**What is expected:**
Restate the records that follow word for word; no pictures should appear.

(Lines of data)

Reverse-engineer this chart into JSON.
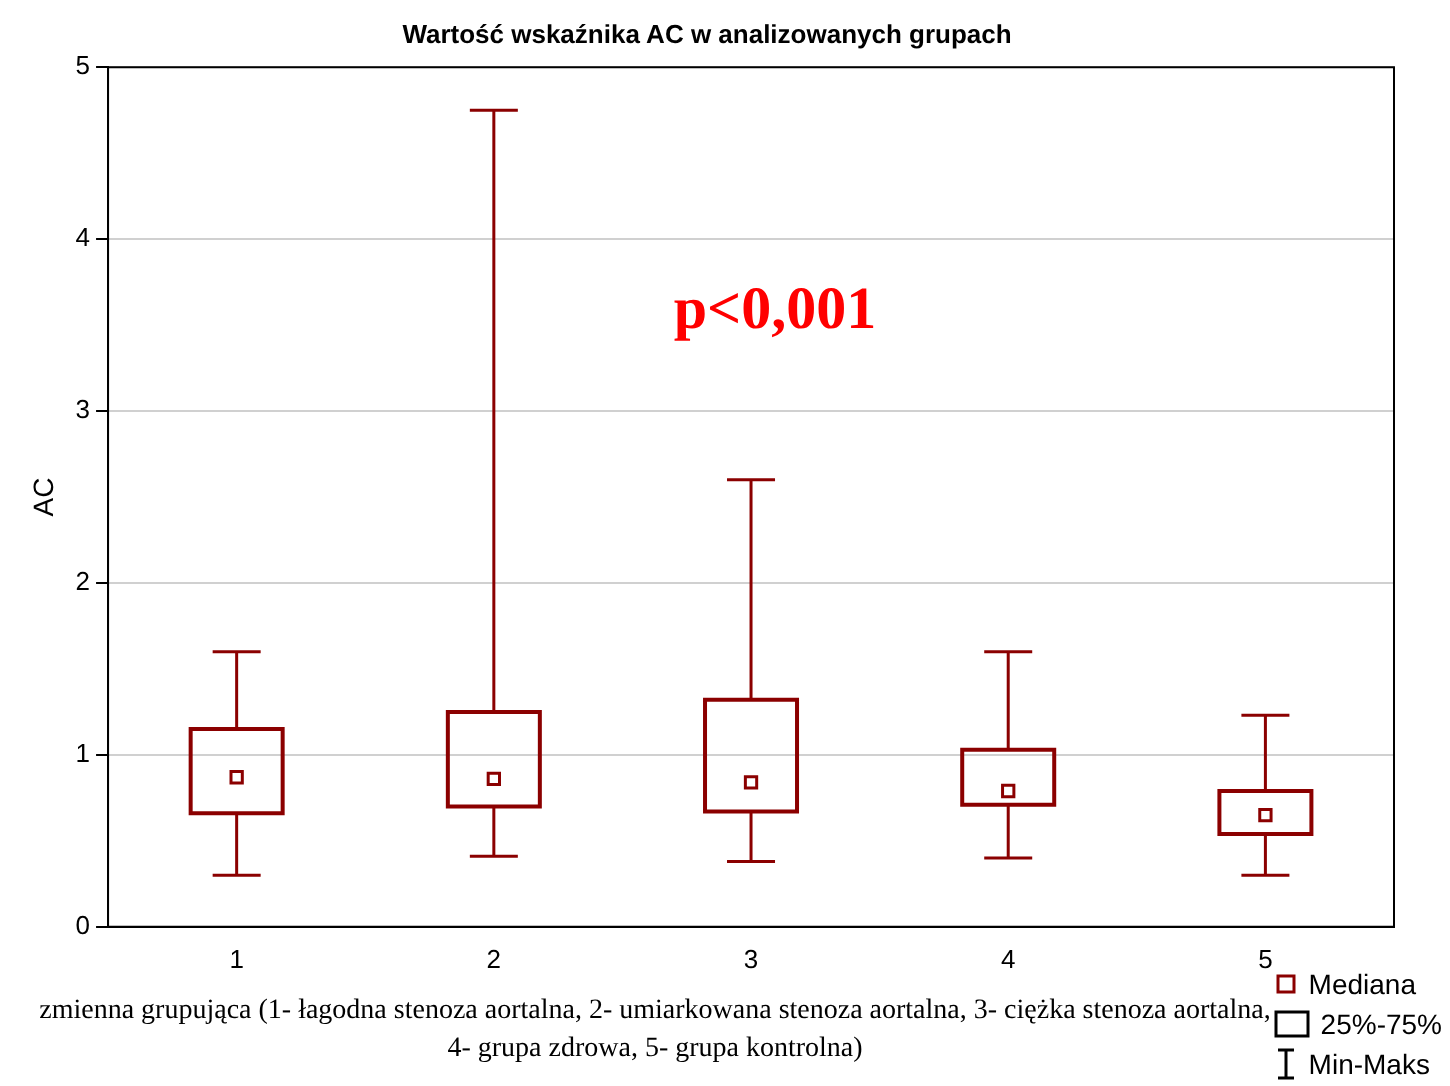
{
  "chart_data": {
    "type": "box",
    "title": "Wartość wskaźnika AC w analizowanych grupach",
    "xlabel": "zmienna grupująca (1- łagodna stenoza aortalna, 2- umiarkowana stenoza aortalna, 3- ciężka stenoza aortalna, 4- grupa zdrowa, 5- grupa kontrolna)",
    "ylabel": "AC",
    "categories": [
      "1",
      "2",
      "3",
      "4",
      "5"
    ],
    "color": "#8b0000",
    "boxes": [
      {
        "low": 0.3,
        "q1": 0.66,
        "median": 0.87,
        "q3": 1.15,
        "high": 1.6
      },
      {
        "low": 0.41,
        "q1": 0.7,
        "median": 0.86,
        "q3": 1.25,
        "high": 4.75
      },
      {
        "low": 0.38,
        "q1": 0.67,
        "median": 0.84,
        "q3": 1.32,
        "high": 2.6
      },
      {
        "low": 0.4,
        "q1": 0.71,
        "median": 0.79,
        "q3": 1.03,
        "high": 1.6
      },
      {
        "low": 0.3,
        "q1": 0.54,
        "median": 0.65,
        "q3": 0.79,
        "high": 1.23
      }
    ],
    "ylim": [
      0,
      5
    ],
    "yticks": [
      0,
      1,
      2,
      3,
      4,
      5
    ],
    "grid": "y",
    "marker": "square",
    "annotations": [
      "p<0,001",
      "Mediana",
      "25%-75%",
      "Min-Maks"
    ]
  }
}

**Full answer:**
Reverse-engineer this chart into JSON.
{
  "chart_data": {
    "type": "box",
    "title": "Wartość wskaźnika AC w analizowanych grupach",
    "xlabel": "zmienna grupująca (1- łagodna stenoza aortalna, 2- umiarkowana stenoza aortalna, 3- ciężka stenoza aortalna, 4- grupa zdrowa, 5- grupa kontrolna)",
    "ylabel": "AC",
    "categories": [
      "1",
      "2",
      "3",
      "4",
      "5"
    ],
    "color": "#8b0000",
    "boxes": [
      {
        "low": 0.3,
        "q1": 0.66,
        "median": 0.87,
        "q3": 1.15,
        "high": 1.6
      },
      {
        "low": 0.41,
        "q1": 0.7,
        "median": 0.86,
        "q3": 1.25,
        "high": 4.75
      },
      {
        "low": 0.38,
        "q1": 0.67,
        "median": 0.84,
        "q3": 1.32,
        "high": 2.6
      },
      {
        "low": 0.4,
        "q1": 0.71,
        "median": 0.79,
        "q3": 1.03,
        "high": 1.6
      },
      {
        "low": 0.3,
        "q1": 0.54,
        "median": 0.65,
        "q3": 0.79,
        "high": 1.23
      }
    ],
    "ylim": [
      0,
      5
    ],
    "yticks": [
      0,
      1,
      2,
      3,
      4,
      5
    ],
    "grid": "y",
    "marker": "square",
    "annotations": [
      "p<0,001",
      "Mediana",
      "25%-75%",
      "Min-Maks"
    ]
  }
}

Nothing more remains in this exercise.